• Task directions:
From the material below, list every line containing "усовершенствования".

• Extracted records:
┌────────
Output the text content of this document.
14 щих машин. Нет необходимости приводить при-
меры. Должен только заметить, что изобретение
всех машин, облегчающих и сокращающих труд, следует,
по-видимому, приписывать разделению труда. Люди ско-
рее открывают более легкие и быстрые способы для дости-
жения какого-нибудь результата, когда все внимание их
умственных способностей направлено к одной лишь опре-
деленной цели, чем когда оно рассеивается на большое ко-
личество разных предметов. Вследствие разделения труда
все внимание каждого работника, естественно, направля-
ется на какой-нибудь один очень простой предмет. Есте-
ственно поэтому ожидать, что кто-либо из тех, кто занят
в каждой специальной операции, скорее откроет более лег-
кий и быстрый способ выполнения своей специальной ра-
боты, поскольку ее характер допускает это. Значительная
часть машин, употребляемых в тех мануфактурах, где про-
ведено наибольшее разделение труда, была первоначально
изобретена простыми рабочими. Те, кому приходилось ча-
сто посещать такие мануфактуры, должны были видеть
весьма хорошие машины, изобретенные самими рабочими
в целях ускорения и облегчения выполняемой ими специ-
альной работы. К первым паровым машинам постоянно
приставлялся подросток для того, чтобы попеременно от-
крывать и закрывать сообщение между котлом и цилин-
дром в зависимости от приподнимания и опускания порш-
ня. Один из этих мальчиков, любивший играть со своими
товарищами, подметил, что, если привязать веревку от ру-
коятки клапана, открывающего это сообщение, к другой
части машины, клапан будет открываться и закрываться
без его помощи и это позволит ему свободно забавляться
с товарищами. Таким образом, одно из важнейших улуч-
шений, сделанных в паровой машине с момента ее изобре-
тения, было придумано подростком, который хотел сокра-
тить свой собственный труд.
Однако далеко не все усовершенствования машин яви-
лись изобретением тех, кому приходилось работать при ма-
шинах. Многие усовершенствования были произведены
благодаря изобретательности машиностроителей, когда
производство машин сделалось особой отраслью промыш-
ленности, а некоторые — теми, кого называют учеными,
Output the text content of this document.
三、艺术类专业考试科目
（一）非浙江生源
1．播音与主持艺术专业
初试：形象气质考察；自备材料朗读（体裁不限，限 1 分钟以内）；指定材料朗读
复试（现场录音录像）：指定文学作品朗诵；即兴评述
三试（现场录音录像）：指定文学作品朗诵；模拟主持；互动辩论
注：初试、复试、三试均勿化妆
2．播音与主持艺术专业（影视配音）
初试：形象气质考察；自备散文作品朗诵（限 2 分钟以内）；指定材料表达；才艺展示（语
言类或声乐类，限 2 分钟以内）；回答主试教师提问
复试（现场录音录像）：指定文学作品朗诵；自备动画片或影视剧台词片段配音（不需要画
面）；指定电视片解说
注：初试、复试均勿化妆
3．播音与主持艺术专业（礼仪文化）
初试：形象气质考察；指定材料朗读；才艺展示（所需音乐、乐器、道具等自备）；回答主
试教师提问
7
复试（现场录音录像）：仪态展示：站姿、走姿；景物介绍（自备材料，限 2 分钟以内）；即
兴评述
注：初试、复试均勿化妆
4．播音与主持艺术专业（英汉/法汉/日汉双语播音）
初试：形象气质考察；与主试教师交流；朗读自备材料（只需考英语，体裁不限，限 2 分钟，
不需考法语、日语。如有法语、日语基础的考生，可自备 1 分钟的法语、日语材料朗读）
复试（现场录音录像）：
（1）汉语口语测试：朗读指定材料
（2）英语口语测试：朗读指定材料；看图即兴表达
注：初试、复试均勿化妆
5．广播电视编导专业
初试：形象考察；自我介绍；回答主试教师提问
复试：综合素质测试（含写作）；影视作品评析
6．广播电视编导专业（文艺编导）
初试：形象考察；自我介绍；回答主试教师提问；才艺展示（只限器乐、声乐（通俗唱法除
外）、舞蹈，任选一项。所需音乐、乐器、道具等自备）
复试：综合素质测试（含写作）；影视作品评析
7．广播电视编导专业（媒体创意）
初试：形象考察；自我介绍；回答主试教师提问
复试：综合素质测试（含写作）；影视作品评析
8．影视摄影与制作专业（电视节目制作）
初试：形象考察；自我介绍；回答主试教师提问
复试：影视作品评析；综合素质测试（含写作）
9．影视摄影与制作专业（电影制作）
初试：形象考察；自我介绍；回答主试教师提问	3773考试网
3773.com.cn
└────────
• In response:
Однако далеко не все усовершенствования машин яви-
шинах. Многие усовершенствования были произведены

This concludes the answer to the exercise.